*RECORDS SHOWN:*
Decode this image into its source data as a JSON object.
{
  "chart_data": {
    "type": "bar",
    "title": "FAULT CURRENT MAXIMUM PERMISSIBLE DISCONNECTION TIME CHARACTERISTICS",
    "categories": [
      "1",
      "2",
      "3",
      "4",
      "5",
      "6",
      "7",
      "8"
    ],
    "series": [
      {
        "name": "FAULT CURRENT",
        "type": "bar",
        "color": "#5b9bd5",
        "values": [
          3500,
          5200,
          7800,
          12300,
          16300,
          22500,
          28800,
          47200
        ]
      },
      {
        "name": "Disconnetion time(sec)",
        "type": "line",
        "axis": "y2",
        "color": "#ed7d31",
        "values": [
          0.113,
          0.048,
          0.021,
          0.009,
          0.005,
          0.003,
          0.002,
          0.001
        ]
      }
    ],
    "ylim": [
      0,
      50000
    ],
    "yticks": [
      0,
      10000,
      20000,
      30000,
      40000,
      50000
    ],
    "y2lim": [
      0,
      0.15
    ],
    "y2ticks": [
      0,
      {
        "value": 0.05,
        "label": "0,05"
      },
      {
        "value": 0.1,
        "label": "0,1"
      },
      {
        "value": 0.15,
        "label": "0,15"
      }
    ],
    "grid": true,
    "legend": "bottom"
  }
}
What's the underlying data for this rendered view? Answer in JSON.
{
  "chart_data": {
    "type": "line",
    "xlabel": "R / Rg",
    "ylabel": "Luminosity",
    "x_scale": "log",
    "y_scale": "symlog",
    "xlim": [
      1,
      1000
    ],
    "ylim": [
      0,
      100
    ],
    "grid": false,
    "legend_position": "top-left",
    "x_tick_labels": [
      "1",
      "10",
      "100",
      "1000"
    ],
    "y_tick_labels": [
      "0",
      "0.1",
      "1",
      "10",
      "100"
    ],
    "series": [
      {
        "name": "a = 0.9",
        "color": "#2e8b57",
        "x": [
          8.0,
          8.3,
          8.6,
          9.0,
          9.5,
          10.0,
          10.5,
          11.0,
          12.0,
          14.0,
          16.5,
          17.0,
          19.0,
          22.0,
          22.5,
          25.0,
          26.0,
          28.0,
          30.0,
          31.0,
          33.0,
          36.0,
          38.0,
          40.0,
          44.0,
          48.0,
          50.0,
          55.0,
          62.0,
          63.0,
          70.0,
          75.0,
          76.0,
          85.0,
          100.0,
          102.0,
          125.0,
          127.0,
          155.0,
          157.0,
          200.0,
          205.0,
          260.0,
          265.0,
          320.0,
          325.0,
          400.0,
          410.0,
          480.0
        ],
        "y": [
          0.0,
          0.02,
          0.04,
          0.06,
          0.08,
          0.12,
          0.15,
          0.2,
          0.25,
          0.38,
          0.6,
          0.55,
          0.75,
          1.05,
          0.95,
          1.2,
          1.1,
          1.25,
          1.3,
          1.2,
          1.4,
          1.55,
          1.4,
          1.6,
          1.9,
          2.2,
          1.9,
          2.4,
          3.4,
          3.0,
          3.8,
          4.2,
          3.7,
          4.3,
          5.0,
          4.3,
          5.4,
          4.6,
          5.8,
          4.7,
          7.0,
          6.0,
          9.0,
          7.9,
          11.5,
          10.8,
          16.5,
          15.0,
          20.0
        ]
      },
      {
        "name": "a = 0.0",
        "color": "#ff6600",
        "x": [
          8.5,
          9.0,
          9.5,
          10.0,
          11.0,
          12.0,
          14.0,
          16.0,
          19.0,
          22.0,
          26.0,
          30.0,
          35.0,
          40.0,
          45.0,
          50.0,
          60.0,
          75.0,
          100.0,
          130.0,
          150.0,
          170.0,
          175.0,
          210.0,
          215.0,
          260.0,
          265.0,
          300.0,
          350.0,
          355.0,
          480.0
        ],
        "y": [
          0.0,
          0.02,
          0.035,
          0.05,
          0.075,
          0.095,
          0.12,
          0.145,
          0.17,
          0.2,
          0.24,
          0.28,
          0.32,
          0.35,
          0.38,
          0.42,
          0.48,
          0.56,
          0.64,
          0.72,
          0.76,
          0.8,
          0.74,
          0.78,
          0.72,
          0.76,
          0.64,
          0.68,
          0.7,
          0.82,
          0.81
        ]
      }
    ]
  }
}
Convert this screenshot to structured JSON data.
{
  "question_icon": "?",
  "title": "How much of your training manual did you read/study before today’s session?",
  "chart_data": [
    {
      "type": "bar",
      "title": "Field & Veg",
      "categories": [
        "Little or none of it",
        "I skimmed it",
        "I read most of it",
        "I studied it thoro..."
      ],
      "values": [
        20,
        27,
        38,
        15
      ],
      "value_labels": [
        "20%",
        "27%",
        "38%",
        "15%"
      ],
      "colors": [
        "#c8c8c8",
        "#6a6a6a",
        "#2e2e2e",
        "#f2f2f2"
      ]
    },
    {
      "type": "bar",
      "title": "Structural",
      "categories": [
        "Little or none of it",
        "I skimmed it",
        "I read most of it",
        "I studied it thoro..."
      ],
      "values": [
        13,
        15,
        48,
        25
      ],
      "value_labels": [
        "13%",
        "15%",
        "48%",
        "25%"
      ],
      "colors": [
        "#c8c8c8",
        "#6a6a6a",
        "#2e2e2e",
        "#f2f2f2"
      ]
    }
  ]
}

*THE REQUEST:* Write out the full listing exactly as given.

*OUTPUT OF THE TASK:*
Decode this image into its source data as a JSON object.
{
  "chart_data": {
    "type": "bar",
    "title": "FAULT CURRENT MAXIMUM PERMISSIBLE DISCONNECTION TIME CHARACTERISTICS",
    "categories": [
      "1",
      "2",
      "3",
      "4",
      "5",
      "6",
      "7",
      "8"
    ],
    "series": [
      {
        "name": "FAULT CURRENT",
        "type": "bar",
        "color": "#5b9bd5",
        "values": [
          3500,
          5200,
          7800,
          12300,
          16300,
          22500,
          28800,
          47200
        ]
      },
      {
        "name": "Disconnetion time(sec)",
        "type": "line",
        "axis": "y2",
        "color": "#ed7d31",
        "values": [
          0.113,
          0.048,
          0.021,
          0.009,
          0.005,
          0.003,
          0.002,
          0.001
        ]
      }
    ],
    "ylim": [
      0,
      50000
    ],
    "yticks": [
      0,
      10000,
      20000,
      30000,
      40000,
      50000
    ],
    "y2lim": [
      0,
      0.15
    ],
    "y2ticks": [
      0,
      {
        "value": 0.05,
        "label": "0,05"
      },
      {
        "value": 0.1,
        "label": "0,1"
      },
      {
        "value": 0.15,
        "label": "0,15"
      }
    ],
    "grid": true,
    "legend": "bottom"
  }
}
What's the underlying data for this rendered view? Answer in JSON.
{
  "chart_data": {
    "type": "line",
    "xlabel": "R / Rg",
    "ylabel": "Luminosity",
    "x_scale": "log",
    "y_scale": "symlog",
    "xlim": [
      1,
      1000
    ],
    "ylim": [
      0,
      100
    ],
    "grid": false,
    "legend_position": "top-left",
    "x_tick_labels": [
      "1",
      "10",
      "100",
      "1000"
    ],
    "y_tick_labels": [
      "0",
      "0.1",
      "1",
      "10",
      "100"
    ],
    "series": [
      {
        "name": "a = 0.9",
        "color": "#2e8b57",
        "x": [
          8.0,
          8.3,
          8.6,
          9.0,
          9.5,
          10.0,
          10.5,
          11.0,
          12.0,
          14.0,
          16.5,
          17.0,
          19.0,
          22.0,
          22.5,
          25.0,
          26.0,
          28.0,
          30.0,
          31.0,
          33.0,
          36.0,
          38.0,
          40.0,
          44.0,
          48.0,
          50.0,
          55.0,
          62.0,
          63.0,
          70.0,
          75.0,
          76.0,
          85.0,
          100.0,
          102.0,
          125.0,
          127.0,
          155.0,
          157.0,
          200.0,
          205.0,
          260.0,
          265.0,
          320.0,
          325.0,
          400.0,
          410.0,
          480.0
        ],
        "y": [
          0.0,
          0.02,
          0.04,
          0.06,
          0.08,
          0.12,
          0.15,
          0.2,
          0.25,
          0.38,
          0.6,
          0.55,
          0.75,
          1.05,
          0.95,
          1.2,
          1.1,
          1.25,
          1.3,
          1.2,
          1.4,
          1.55,
          1.4,
          1.6,
          1.9,
          2.2,
          1.9,
          2.4,
          3.4,
          3.0,
          3.8,
          4.2,
          3.7,
          4.3,
          5.0,
          4.3,
          5.4,
          4.6,
          5.8,
          4.7,
          7.0,
          6.0,
          9.0,
          7.9,
          11.5,
          10.8,
          16.5,
          15.0,
          20.0
        ]
      },
      {
        "name": "a = 0.0",
        "color": "#ff6600",
        "x": [
          8.5,
          9.0,
          9.5,
          10.0,
          11.0,
          12.0,
          14.0,
          16.0,
          19.0,
          22.0,
          26.0,
          30.0,
          35.0,
          40.0,
          45.0,
          50.0,
          60.0,
          75.0,
          100.0,
          130.0,
          150.0,
          170.0,
          175.0,
          210.0,
          215.0,
          260.0,
          265.0,
          300.0,
          350.0,
          355.0,
          480.0
        ],
        "y": [
          0.0,
          0.02,
          0.035,
          0.05,
          0.075,
          0.095,
          0.12,
          0.145,
          0.17,
          0.2,
          0.24,
          0.28,
          0.32,
          0.35,
          0.38,
          0.42,
          0.48,
          0.56,
          0.64,
          0.72,
          0.76,
          0.8,
          0.74,
          0.78,
          0.72,
          0.76,
          0.64,
          0.68,
          0.7,
          0.82,
          0.81
        ]
      }
    ]
  }
}
Convert this screenshot to structured JSON data.
{
  "question_icon": "?",
  "title": "How much of your training manual did you read/study before today’s session?",
  "chart_data": [
    {
      "type": "bar",
      "title": "Field & Veg",
      "categories": [
        "Little or none of it",
        "I skimmed it",
        "I read most of it",
        "I studied it thoro..."
      ],
      "values": [
        20,
        27,
        38,
        15
      ],
      "value_labels": [
        "20%",
        "27%",
        "38%",
        "15%"
      ],
      "colors": [
        "#c8c8c8",
        "#6a6a6a",
        "#2e2e2e",
        "#f2f2f2"
      ]
    },
    {
      "type": "bar",
      "title": "Structural",
      "categories": [
        "Little or none of it",
        "I skimmed it",
        "I read most of it",
        "I studied it thoro..."
      ],
      "values": [
        13,
        15,
        48,
        25
      ],
      "value_labels": [
        "13%",
        "15%",
        "48%",
        "25%"
      ],
      "colors": [
        "#c8c8c8",
        "#6a6a6a",
        "#2e2e2e",
        "#f2f2f2"
      ]
    }
  ]
}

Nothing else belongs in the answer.